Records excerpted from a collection

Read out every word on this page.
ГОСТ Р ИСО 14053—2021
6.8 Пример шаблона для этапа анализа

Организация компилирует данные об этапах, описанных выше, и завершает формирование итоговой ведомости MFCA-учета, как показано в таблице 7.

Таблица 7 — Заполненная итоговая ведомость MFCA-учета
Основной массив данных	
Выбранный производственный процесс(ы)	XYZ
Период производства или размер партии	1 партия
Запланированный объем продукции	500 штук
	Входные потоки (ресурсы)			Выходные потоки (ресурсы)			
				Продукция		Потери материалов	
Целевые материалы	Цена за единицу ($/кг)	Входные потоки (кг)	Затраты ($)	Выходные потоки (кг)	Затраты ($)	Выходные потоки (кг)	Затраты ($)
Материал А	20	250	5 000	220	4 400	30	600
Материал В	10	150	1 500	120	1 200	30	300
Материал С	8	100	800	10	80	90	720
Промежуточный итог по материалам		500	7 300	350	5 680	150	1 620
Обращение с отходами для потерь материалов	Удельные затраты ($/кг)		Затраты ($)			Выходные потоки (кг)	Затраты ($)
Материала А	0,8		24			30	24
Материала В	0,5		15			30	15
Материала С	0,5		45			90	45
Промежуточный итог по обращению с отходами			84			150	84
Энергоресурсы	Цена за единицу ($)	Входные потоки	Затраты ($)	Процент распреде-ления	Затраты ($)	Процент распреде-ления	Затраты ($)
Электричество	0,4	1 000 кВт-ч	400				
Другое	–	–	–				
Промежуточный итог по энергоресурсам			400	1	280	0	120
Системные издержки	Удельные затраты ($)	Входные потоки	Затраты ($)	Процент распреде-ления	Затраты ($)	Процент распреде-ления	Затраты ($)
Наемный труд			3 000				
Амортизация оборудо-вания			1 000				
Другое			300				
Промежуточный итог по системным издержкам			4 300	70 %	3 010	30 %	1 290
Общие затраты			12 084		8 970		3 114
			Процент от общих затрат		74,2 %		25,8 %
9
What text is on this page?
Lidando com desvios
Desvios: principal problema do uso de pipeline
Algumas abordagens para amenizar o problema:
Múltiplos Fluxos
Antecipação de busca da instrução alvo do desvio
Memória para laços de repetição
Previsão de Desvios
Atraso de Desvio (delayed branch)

Directions for this task: Identify and copy all lines with the word "отходами".

The response:
Обращение с отходами для потерь материалов	Удельные затраты ($/кг)		Затраты ($)			Выходные потоки (кг)	Затраты ($)
Промежуточный итог по обращению с отходами			84			150	84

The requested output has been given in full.